(Extracted records)
----------

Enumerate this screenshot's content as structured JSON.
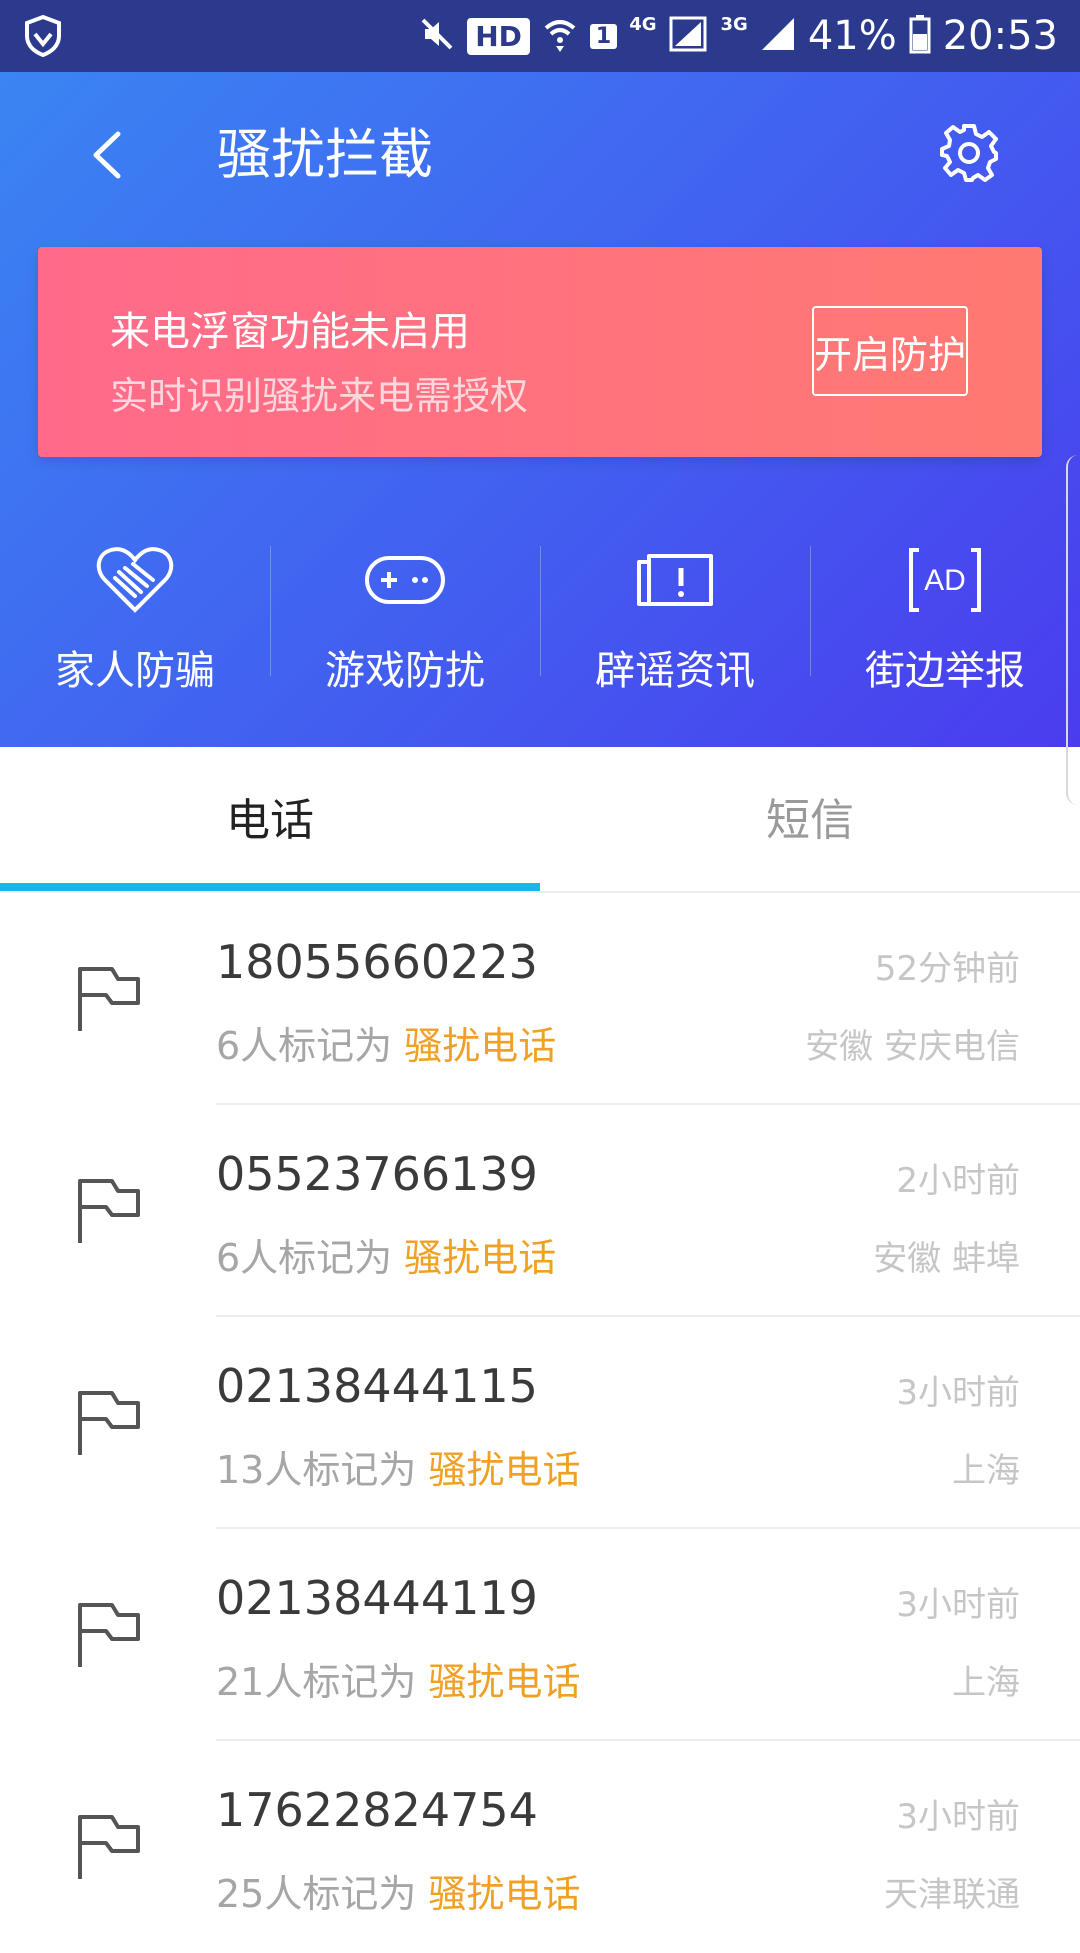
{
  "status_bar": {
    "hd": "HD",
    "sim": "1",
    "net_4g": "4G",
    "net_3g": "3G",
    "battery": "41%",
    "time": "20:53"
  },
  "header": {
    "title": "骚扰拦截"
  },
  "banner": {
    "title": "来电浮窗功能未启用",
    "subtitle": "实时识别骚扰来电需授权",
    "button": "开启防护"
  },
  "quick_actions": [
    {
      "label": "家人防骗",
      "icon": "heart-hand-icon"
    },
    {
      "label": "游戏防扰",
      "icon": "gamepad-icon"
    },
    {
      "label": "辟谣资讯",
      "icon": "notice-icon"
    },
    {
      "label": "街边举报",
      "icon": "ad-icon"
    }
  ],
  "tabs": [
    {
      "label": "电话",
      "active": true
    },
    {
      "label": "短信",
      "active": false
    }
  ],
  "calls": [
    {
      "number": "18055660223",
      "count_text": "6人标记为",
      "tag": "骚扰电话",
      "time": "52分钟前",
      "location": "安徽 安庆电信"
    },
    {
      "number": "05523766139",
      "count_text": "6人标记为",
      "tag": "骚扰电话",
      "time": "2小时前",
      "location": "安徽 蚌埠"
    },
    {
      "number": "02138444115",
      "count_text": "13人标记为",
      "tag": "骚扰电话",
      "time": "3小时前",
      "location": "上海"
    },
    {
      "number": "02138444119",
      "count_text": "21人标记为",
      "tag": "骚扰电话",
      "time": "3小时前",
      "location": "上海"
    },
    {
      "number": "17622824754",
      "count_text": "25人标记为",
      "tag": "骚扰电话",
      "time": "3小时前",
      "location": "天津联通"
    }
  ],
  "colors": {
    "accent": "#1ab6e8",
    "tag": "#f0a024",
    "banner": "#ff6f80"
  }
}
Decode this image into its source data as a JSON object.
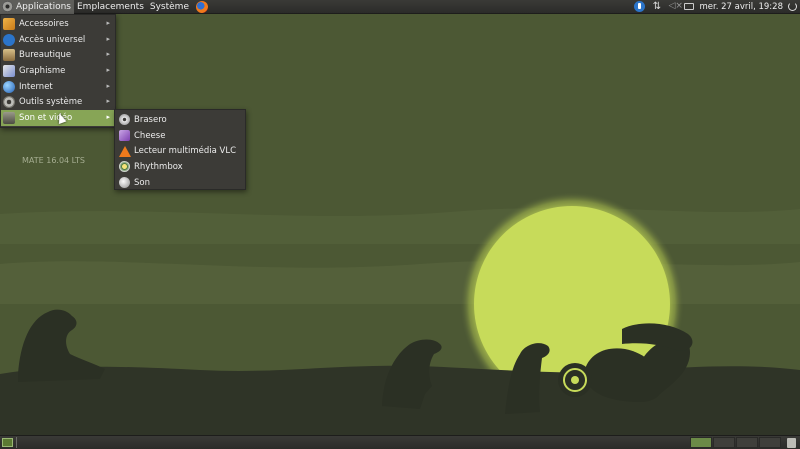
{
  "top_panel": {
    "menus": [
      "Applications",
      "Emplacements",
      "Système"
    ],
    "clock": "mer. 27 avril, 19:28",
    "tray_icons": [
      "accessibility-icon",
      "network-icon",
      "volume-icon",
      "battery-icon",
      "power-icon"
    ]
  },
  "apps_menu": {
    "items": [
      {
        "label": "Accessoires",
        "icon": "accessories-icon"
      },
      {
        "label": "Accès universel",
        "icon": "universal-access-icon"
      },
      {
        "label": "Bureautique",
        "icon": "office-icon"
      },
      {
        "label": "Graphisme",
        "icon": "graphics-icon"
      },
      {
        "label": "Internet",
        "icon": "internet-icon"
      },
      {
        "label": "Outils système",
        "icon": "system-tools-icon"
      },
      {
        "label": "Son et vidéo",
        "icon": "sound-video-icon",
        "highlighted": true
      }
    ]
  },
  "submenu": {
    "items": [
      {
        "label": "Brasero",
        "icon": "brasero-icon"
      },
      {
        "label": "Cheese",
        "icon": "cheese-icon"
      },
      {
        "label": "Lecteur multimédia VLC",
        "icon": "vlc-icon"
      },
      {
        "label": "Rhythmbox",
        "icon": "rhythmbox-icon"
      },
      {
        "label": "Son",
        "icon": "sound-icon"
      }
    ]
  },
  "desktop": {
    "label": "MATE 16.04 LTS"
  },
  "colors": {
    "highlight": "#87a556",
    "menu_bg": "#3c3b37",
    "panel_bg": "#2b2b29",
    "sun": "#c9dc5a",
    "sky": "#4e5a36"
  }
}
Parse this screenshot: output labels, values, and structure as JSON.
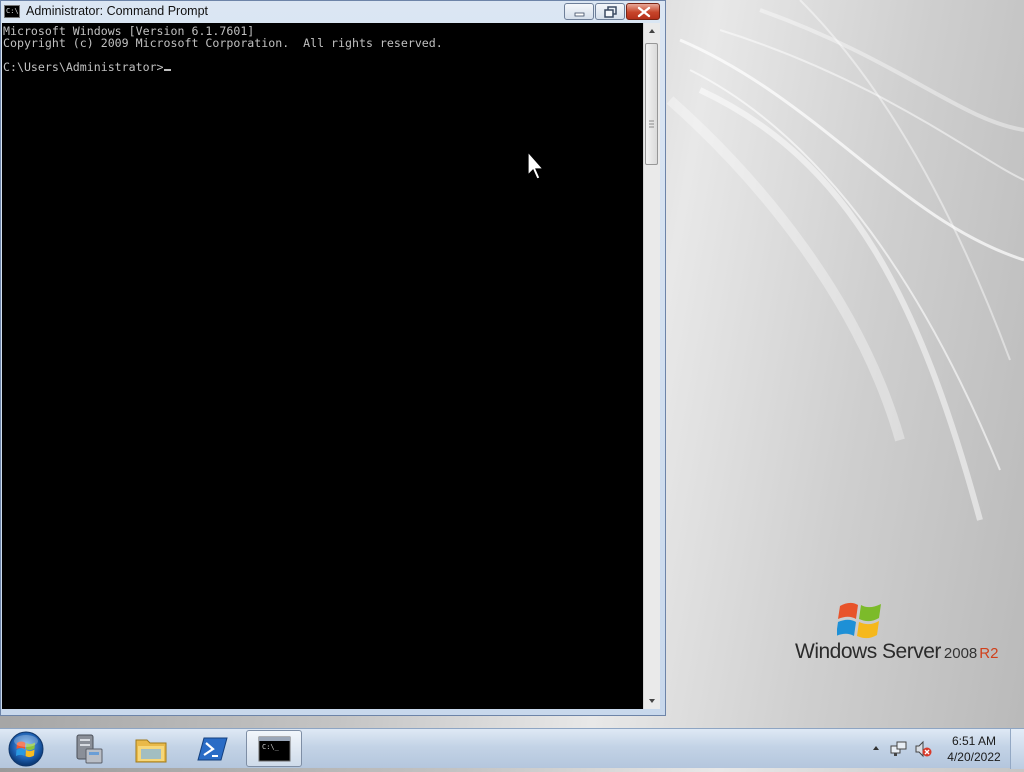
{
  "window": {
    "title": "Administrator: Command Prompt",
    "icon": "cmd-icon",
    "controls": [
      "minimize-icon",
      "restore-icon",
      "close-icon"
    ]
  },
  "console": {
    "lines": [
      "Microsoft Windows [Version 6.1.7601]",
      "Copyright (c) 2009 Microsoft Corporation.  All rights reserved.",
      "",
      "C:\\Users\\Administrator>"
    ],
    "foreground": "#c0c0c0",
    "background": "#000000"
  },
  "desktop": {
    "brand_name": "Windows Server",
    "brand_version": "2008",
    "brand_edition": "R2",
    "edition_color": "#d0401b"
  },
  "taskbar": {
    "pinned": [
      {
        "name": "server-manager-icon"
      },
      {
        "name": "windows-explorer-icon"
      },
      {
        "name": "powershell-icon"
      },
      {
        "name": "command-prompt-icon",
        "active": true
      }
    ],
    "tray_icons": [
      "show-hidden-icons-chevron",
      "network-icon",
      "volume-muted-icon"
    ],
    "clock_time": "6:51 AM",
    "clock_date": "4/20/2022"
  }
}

----------

## Directions
Search the entries for the string "Microsoft" and collect each line that has it.

## Written response
      "Microsoft Windows [Version 6.1.7601]",
      "Copyright (c) 2009 Microsoft Corporation.  All rights reserved.",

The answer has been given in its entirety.